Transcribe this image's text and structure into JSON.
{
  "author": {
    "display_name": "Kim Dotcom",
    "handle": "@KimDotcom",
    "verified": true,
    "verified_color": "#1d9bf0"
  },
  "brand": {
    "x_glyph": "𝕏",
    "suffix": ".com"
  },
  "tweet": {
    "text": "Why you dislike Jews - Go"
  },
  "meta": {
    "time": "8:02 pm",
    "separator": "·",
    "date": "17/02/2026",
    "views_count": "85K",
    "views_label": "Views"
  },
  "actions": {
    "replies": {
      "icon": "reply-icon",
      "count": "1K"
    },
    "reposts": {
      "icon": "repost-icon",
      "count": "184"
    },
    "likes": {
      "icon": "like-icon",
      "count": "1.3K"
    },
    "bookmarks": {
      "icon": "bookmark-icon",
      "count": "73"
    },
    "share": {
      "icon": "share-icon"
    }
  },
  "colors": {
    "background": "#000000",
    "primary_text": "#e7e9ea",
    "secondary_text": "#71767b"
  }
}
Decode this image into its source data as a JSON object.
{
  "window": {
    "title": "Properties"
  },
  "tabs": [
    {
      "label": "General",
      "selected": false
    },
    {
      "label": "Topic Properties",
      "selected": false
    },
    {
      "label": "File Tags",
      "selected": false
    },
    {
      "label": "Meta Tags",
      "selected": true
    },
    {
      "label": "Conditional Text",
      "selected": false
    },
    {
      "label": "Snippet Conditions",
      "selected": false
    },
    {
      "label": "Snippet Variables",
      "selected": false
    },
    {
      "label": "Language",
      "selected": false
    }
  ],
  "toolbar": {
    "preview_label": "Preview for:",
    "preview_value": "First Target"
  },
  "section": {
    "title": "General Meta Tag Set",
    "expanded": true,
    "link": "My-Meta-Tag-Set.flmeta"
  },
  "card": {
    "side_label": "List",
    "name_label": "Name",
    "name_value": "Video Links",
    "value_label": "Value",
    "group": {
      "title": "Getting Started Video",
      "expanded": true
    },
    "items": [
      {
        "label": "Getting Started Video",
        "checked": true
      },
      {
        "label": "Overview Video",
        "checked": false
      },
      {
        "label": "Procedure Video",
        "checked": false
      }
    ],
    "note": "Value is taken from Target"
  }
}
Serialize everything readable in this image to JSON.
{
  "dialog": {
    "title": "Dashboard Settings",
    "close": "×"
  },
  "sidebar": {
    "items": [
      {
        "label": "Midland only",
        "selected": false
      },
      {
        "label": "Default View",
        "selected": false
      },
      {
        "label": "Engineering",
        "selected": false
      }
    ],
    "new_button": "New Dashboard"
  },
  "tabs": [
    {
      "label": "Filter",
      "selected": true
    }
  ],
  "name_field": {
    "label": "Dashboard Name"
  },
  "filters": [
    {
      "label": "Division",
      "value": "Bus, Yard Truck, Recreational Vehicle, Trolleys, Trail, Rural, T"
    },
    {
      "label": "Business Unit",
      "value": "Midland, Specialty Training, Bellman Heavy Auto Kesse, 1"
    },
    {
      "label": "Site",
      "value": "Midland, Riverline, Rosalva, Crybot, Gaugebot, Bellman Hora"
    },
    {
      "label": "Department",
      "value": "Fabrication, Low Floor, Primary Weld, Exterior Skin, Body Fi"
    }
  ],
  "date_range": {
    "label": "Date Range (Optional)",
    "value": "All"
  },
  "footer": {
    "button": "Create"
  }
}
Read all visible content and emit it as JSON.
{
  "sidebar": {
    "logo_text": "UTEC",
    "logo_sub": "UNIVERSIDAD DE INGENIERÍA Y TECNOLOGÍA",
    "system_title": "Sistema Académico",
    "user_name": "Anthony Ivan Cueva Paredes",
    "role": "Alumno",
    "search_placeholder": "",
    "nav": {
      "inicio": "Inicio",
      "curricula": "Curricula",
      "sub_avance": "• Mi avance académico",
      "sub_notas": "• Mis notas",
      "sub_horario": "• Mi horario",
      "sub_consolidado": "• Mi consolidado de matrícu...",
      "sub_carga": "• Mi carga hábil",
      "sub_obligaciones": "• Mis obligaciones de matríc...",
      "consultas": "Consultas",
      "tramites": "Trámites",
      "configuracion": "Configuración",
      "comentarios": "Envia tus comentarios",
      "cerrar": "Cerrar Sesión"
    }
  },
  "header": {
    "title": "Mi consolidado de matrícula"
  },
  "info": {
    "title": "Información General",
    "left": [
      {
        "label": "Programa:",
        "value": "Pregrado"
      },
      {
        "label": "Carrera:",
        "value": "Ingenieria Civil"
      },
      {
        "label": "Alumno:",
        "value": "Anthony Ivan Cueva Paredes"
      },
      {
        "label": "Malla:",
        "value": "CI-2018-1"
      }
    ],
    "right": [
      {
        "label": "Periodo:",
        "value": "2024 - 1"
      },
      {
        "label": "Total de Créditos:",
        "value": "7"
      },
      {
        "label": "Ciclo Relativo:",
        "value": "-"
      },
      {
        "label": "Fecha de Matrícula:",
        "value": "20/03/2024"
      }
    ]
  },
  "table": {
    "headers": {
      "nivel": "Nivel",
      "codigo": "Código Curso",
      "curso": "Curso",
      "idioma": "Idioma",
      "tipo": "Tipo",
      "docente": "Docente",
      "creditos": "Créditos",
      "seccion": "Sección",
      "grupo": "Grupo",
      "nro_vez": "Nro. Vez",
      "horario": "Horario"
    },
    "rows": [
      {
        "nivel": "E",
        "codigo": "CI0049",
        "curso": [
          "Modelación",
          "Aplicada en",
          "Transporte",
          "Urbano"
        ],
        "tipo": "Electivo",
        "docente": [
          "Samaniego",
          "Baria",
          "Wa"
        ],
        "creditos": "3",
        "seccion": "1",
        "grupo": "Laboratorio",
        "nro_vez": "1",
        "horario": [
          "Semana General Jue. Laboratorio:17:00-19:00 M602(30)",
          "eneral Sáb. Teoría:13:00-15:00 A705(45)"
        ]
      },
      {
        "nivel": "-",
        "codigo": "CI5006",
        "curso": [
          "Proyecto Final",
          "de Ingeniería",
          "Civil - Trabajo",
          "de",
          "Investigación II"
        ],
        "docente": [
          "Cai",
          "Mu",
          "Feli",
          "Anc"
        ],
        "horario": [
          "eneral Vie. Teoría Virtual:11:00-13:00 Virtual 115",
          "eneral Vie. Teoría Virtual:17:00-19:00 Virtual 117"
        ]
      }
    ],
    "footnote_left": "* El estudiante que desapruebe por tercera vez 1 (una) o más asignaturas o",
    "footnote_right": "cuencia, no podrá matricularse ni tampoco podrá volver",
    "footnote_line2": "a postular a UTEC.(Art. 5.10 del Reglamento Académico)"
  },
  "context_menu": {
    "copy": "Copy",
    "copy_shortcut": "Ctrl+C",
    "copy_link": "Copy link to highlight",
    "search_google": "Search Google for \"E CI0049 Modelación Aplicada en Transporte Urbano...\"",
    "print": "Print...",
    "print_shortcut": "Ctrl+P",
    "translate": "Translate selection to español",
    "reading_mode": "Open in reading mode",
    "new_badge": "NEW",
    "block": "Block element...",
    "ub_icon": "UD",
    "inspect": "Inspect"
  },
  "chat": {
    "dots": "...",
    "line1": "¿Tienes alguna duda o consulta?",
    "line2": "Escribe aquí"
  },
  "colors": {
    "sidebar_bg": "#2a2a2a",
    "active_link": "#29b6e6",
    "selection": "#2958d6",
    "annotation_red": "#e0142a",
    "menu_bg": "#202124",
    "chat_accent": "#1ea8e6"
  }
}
......
— JOB —
List all lines holding the string "into".

— EXERCISE RESULT —
Transcribe this image's text and structure into JSON.
Decode this image into its source data as a JSON object.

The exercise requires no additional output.